- [DATASET EXTRACT]
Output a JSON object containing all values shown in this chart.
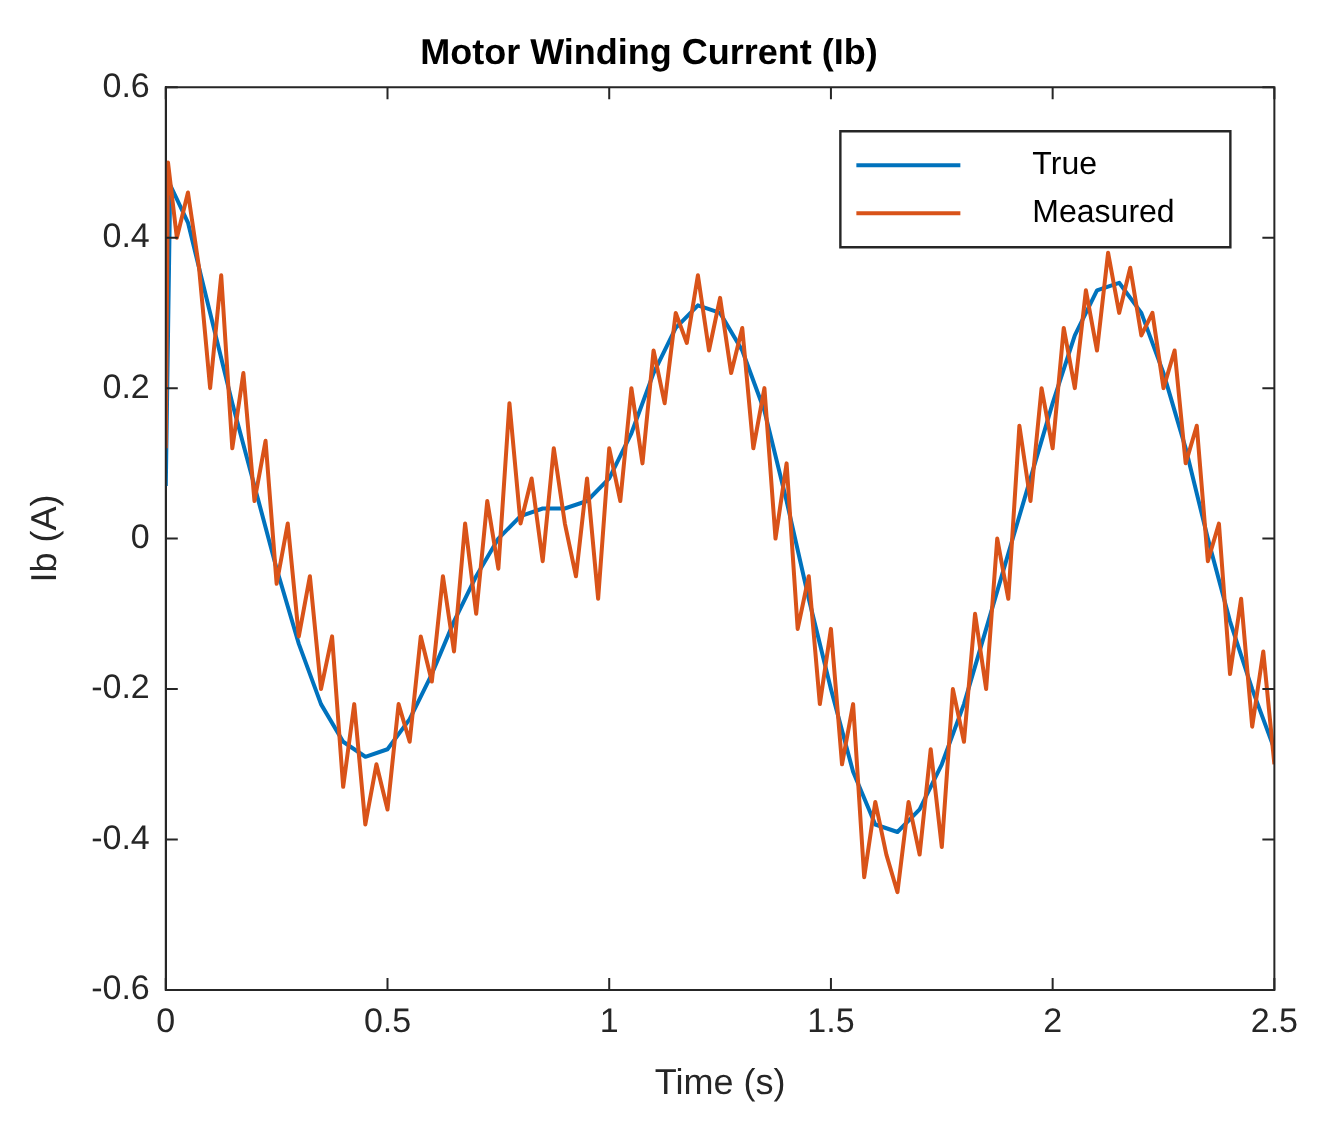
{
  "chart_data": {
    "type": "line",
    "title": "Motor Winding Current (Ib)",
    "xlabel": "Time (s)",
    "ylabel": "Ib (A)",
    "xlim": [
      0,
      2.5
    ],
    "ylim": [
      -0.6,
      0.6
    ],
    "xticks": [
      0,
      0.5,
      1,
      1.5,
      2,
      2.5
    ],
    "yticks": [
      0.6,
      0.4,
      0.2,
      0,
      -0.2,
      -0.4,
      -0.6
    ],
    "legend": "top right",
    "grid": false,
    "series": [
      {
        "name": "True",
        "color": "#0072bd",
        "x": [
          0,
          0.01,
          0.05,
          0.1,
          0.15,
          0.2,
          0.25,
          0.3,
          0.35,
          0.4,
          0.45,
          0.5,
          0.55,
          0.6,
          0.65,
          0.7,
          0.75,
          0.8,
          0.85,
          0.9,
          0.95,
          1,
          1.05,
          1.1,
          1.15,
          1.2,
          1.25,
          1.3,
          1.35,
          1.4,
          1.45,
          1.5,
          1.55,
          1.6,
          1.65,
          1.7,
          1.75,
          1.8,
          1.85,
          1.9,
          1.95,
          2,
          2.05,
          2.1,
          2.15,
          2.2,
          2.25,
          2.3,
          2.35,
          2.4,
          2.45,
          2.5
        ],
        "values": [
          0.07,
          0.47,
          0.42,
          0.3,
          0.18,
          0.07,
          -0.04,
          -0.14,
          -0.22,
          -0.27,
          -0.29,
          -0.28,
          -0.24,
          -0.18,
          -0.11,
          -0.05,
          0,
          0.03,
          0.04,
          0.04,
          0.05,
          0.08,
          0.14,
          0.22,
          0.28,
          0.31,
          0.3,
          0.25,
          0.17,
          0.05,
          -0.08,
          -0.2,
          -0.31,
          -0.38,
          -0.39,
          -0.36,
          -0.3,
          -0.22,
          -0.12,
          -0.02,
          0.08,
          0.18,
          0.27,
          0.33,
          0.34,
          0.3,
          0.22,
          0.12,
          0,
          -0.11,
          -0.2,
          -0.28
        ]
      },
      {
        "name": "Measured",
        "color": "#d95319",
        "x": [
          0,
          0.005,
          0.025,
          0.05,
          0.075,
          0.1,
          0.125,
          0.15,
          0.175,
          0.2,
          0.225,
          0.25,
          0.275,
          0.3,
          0.325,
          0.35,
          0.375,
          0.4,
          0.425,
          0.45,
          0.475,
          0.5,
          0.525,
          0.55,
          0.575,
          0.6,
          0.625,
          0.65,
          0.675,
          0.7,
          0.725,
          0.75,
          0.775,
          0.8,
          0.825,
          0.85,
          0.875,
          0.9,
          0.925,
          0.95,
          0.975,
          1,
          1.025,
          1.05,
          1.075,
          1.1,
          1.125,
          1.15,
          1.175,
          1.2,
          1.225,
          1.25,
          1.275,
          1.3,
          1.325,
          1.35,
          1.375,
          1.4,
          1.425,
          1.45,
          1.475,
          1.5,
          1.525,
          1.55,
          1.575,
          1.6,
          1.625,
          1.65,
          1.675,
          1.7,
          1.725,
          1.75,
          1.775,
          1.8,
          1.825,
          1.85,
          1.875,
          1.9,
          1.925,
          1.95,
          1.975,
          2,
          2.025,
          2.05,
          2.075,
          2.1,
          2.125,
          2.15,
          2.175,
          2.2,
          2.225,
          2.25,
          2.275,
          2.3,
          2.325,
          2.35,
          2.375,
          2.4,
          2.425,
          2.45,
          2.475,
          2.5
        ],
        "values": [
          0.12,
          0.5,
          0.4,
          0.46,
          0.36,
          0.2,
          0.35,
          0.12,
          0.22,
          0.05,
          0.13,
          -0.06,
          0.02,
          -0.13,
          -0.05,
          -0.2,
          -0.13,
          -0.33,
          -0.22,
          -0.38,
          -0.3,
          -0.36,
          -0.22,
          -0.27,
          -0.13,
          -0.19,
          -0.05,
          -0.15,
          0.02,
          -0.1,
          0.05,
          -0.04,
          0.18,
          0.02,
          0.08,
          -0.03,
          0.12,
          0.02,
          -0.05,
          0.08,
          -0.08,
          0.12,
          0.05,
          0.2,
          0.1,
          0.25,
          0.18,
          0.3,
          0.26,
          0.35,
          0.25,
          0.32,
          0.22,
          0.28,
          0.12,
          0.2,
          0.0,
          0.1,
          -0.12,
          -0.05,
          -0.22,
          -0.12,
          -0.3,
          -0.22,
          -0.45,
          -0.35,
          -0.42,
          -0.47,
          -0.35,
          -0.42,
          -0.28,
          -0.41,
          -0.2,
          -0.27,
          -0.1,
          -0.2,
          0.0,
          -0.08,
          0.15,
          0.05,
          0.2,
          0.12,
          0.28,
          0.2,
          0.33,
          0.25,
          0.38,
          0.3,
          0.36,
          0.27,
          0.3,
          0.2,
          0.25,
          0.1,
          0.15,
          -0.03,
          0.02,
          -0.18,
          -0.08,
          -0.25,
          -0.15,
          -0.3
        ]
      }
    ]
  }
}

- [REQUIRED TASK] Transcribe all the data word for word; the images stay out.

- [THE RESPONSE]
Output a JSON object containing all values shown in this chart.
{
  "chart_data": {
    "type": "line",
    "title": "Motor Winding Current (Ib)",
    "xlabel": "Time (s)",
    "ylabel": "Ib (A)",
    "xlim": [
      0,
      2.5
    ],
    "ylim": [
      -0.6,
      0.6
    ],
    "xticks": [
      0,
      0.5,
      1,
      1.5,
      2,
      2.5
    ],
    "yticks": [
      0.6,
      0.4,
      0.2,
      0,
      -0.2,
      -0.4,
      -0.6
    ],
    "legend": "top right",
    "grid": false,
    "series": [
      {
        "name": "True",
        "color": "#0072bd",
        "x": [
          0,
          0.01,
          0.05,
          0.1,
          0.15,
          0.2,
          0.25,
          0.3,
          0.35,
          0.4,
          0.45,
          0.5,
          0.55,
          0.6,
          0.65,
          0.7,
          0.75,
          0.8,
          0.85,
          0.9,
          0.95,
          1,
          1.05,
          1.1,
          1.15,
          1.2,
          1.25,
          1.3,
          1.35,
          1.4,
          1.45,
          1.5,
          1.55,
          1.6,
          1.65,
          1.7,
          1.75,
          1.8,
          1.85,
          1.9,
          1.95,
          2,
          2.05,
          2.1,
          2.15,
          2.2,
          2.25,
          2.3,
          2.35,
          2.4,
          2.45,
          2.5
        ],
        "values": [
          0.07,
          0.47,
          0.42,
          0.3,
          0.18,
          0.07,
          -0.04,
          -0.14,
          -0.22,
          -0.27,
          -0.29,
          -0.28,
          -0.24,
          -0.18,
          -0.11,
          -0.05,
          0,
          0.03,
          0.04,
          0.04,
          0.05,
          0.08,
          0.14,
          0.22,
          0.28,
          0.31,
          0.3,
          0.25,
          0.17,
          0.05,
          -0.08,
          -0.2,
          -0.31,
          -0.38,
          -0.39,
          -0.36,
          -0.3,
          -0.22,
          -0.12,
          -0.02,
          0.08,
          0.18,
          0.27,
          0.33,
          0.34,
          0.3,
          0.22,
          0.12,
          0,
          -0.11,
          -0.2,
          -0.28
        ]
      },
      {
        "name": "Measured",
        "color": "#d95319",
        "x": [
          0,
          0.005,
          0.025,
          0.05,
          0.075,
          0.1,
          0.125,
          0.15,
          0.175,
          0.2,
          0.225,
          0.25,
          0.275,
          0.3,
          0.325,
          0.35,
          0.375,
          0.4,
          0.425,
          0.45,
          0.475,
          0.5,
          0.525,
          0.55,
          0.575,
          0.6,
          0.625,
          0.65,
          0.675,
          0.7,
          0.725,
          0.75,
          0.775,
          0.8,
          0.825,
          0.85,
          0.875,
          0.9,
          0.925,
          0.95,
          0.975,
          1,
          1.025,
          1.05,
          1.075,
          1.1,
          1.125,
          1.15,
          1.175,
          1.2,
          1.225,
          1.25,
          1.275,
          1.3,
          1.325,
          1.35,
          1.375,
          1.4,
          1.425,
          1.45,
          1.475,
          1.5,
          1.525,
          1.55,
          1.575,
          1.6,
          1.625,
          1.65,
          1.675,
          1.7,
          1.725,
          1.75,
          1.775,
          1.8,
          1.825,
          1.85,
          1.875,
          1.9,
          1.925,
          1.95,
          1.975,
          2,
          2.025,
          2.05,
          2.075,
          2.1,
          2.125,
          2.15,
          2.175,
          2.2,
          2.225,
          2.25,
          2.275,
          2.3,
          2.325,
          2.35,
          2.375,
          2.4,
          2.425,
          2.45,
          2.475,
          2.5
        ],
        "values": [
          0.12,
          0.5,
          0.4,
          0.46,
          0.36,
          0.2,
          0.35,
          0.12,
          0.22,
          0.05,
          0.13,
          -0.06,
          0.02,
          -0.13,
          -0.05,
          -0.2,
          -0.13,
          -0.33,
          -0.22,
          -0.38,
          -0.3,
          -0.36,
          -0.22,
          -0.27,
          -0.13,
          -0.19,
          -0.05,
          -0.15,
          0.02,
          -0.1,
          0.05,
          -0.04,
          0.18,
          0.02,
          0.08,
          -0.03,
          0.12,
          0.02,
          -0.05,
          0.08,
          -0.08,
          0.12,
          0.05,
          0.2,
          0.1,
          0.25,
          0.18,
          0.3,
          0.26,
          0.35,
          0.25,
          0.32,
          0.22,
          0.28,
          0.12,
          0.2,
          0.0,
          0.1,
          -0.12,
          -0.05,
          -0.22,
          -0.12,
          -0.3,
          -0.22,
          -0.45,
          -0.35,
          -0.42,
          -0.47,
          -0.35,
          -0.42,
          -0.28,
          -0.41,
          -0.2,
          -0.27,
          -0.1,
          -0.2,
          0.0,
          -0.08,
          0.15,
          0.05,
          0.2,
          0.12,
          0.28,
          0.2,
          0.33,
          0.25,
          0.38,
          0.3,
          0.36,
          0.27,
          0.3,
          0.2,
          0.25,
          0.1,
          0.15,
          -0.03,
          0.02,
          -0.18,
          -0.08,
          -0.25,
          -0.15,
          -0.3
        ]
      }
    ]
  }
}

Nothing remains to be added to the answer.